** OBJECTIVE **
Consider the data that follows and state how many lines contain the string "самых", using the number alone.

>> begin MATERIALS PROVIDED

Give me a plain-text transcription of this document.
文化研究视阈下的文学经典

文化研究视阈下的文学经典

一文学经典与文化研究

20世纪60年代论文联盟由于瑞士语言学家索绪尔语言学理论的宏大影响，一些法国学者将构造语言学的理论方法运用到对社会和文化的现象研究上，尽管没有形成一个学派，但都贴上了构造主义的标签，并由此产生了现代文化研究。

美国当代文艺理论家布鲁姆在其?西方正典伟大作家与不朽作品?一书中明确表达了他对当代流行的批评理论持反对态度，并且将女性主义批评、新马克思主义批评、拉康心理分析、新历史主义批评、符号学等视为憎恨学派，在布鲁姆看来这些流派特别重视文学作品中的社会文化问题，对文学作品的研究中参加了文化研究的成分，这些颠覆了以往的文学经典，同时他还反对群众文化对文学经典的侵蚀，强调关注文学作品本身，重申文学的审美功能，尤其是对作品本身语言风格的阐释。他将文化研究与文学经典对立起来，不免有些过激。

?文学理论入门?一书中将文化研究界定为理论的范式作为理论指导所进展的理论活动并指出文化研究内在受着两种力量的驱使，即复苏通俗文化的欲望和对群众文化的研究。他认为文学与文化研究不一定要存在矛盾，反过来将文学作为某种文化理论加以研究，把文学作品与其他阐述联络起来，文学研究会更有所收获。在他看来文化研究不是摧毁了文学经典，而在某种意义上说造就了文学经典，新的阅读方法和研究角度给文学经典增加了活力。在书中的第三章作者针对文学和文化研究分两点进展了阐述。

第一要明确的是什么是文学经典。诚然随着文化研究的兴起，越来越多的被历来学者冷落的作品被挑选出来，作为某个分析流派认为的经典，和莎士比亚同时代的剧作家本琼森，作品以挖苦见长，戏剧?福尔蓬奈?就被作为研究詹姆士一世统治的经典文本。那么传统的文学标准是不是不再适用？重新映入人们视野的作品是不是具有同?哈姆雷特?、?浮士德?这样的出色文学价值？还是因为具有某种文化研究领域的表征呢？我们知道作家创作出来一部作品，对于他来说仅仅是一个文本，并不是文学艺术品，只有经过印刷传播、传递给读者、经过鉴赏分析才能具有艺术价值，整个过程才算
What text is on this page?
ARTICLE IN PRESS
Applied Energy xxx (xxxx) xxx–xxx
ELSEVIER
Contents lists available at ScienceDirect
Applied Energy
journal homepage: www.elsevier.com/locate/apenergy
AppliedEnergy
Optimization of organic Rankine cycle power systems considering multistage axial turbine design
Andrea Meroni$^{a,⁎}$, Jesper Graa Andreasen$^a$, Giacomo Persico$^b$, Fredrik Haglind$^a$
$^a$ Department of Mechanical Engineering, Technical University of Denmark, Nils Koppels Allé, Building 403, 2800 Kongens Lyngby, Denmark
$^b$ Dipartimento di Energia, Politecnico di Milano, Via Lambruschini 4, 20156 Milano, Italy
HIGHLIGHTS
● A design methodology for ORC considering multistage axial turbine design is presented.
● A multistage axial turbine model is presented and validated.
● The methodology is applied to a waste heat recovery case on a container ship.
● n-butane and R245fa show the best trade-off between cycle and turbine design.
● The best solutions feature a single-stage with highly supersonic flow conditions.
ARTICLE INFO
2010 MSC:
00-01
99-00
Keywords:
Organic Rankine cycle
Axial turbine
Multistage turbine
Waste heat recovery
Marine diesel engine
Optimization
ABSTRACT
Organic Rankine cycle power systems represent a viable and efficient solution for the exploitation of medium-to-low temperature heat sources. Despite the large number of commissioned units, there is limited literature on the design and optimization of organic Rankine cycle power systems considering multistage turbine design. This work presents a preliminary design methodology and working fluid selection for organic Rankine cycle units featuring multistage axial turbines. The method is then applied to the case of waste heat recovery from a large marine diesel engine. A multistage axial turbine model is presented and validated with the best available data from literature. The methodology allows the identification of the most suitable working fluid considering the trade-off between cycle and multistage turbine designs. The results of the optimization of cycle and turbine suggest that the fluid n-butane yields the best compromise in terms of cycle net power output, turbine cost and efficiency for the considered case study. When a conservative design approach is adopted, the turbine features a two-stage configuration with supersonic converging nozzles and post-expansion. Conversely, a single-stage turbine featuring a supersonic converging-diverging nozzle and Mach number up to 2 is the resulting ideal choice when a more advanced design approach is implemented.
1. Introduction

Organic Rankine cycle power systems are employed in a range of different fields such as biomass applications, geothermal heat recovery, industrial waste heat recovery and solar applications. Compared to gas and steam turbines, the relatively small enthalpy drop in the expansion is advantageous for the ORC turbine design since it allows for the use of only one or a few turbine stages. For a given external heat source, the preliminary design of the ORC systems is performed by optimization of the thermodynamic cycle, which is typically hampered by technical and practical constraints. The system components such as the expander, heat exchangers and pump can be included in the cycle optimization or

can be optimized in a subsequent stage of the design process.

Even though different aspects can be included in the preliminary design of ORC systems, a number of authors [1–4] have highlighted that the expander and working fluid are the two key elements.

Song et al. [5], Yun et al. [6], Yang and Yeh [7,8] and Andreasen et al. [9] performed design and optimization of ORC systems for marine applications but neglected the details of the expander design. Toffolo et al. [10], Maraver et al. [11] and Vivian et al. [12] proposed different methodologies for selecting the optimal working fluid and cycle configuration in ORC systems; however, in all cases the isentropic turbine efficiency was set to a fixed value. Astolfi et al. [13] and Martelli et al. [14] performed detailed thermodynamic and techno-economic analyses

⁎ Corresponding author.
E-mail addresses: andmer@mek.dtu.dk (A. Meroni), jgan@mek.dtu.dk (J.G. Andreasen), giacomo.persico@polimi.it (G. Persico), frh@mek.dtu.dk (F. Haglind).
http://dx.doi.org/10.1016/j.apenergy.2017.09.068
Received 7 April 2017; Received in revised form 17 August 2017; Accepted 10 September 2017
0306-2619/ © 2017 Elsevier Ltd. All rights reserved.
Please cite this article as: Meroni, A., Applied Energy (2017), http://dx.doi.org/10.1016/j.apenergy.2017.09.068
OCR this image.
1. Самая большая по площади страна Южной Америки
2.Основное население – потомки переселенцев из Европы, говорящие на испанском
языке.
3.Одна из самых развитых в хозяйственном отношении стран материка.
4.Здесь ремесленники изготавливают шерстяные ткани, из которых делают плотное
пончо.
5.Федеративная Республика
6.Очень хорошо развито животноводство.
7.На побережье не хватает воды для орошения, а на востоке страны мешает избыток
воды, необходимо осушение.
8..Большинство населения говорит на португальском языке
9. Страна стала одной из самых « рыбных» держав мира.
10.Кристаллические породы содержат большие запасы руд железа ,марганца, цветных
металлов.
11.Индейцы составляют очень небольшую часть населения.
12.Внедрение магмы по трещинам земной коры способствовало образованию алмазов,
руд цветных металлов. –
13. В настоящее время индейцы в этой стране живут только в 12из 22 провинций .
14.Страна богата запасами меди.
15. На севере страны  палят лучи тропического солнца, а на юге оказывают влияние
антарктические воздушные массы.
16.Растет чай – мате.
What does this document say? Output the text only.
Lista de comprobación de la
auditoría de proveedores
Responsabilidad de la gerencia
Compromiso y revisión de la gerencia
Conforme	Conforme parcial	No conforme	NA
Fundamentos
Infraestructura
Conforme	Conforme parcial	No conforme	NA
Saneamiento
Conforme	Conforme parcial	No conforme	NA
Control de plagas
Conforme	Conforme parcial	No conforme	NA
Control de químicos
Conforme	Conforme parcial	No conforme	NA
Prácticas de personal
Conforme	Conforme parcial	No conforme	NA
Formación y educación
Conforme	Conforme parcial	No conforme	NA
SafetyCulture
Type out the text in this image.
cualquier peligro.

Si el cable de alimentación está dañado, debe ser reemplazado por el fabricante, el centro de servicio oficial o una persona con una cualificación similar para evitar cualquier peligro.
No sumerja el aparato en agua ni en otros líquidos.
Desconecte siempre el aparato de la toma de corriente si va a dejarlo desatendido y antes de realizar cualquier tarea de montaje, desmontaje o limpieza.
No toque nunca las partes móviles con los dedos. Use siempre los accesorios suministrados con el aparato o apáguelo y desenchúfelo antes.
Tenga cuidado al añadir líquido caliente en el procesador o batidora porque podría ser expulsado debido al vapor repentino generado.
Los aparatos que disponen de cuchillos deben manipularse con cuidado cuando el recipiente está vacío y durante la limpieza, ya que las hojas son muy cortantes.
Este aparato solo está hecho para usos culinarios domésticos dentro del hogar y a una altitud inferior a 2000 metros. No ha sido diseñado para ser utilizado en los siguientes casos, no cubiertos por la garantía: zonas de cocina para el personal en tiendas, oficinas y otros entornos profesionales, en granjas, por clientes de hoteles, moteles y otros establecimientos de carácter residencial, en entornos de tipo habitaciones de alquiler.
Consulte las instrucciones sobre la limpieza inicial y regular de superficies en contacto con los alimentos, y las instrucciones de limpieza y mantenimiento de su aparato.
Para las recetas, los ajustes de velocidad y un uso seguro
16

>> end MATERIALS PROVIDED

** FULL OUTPUT **
2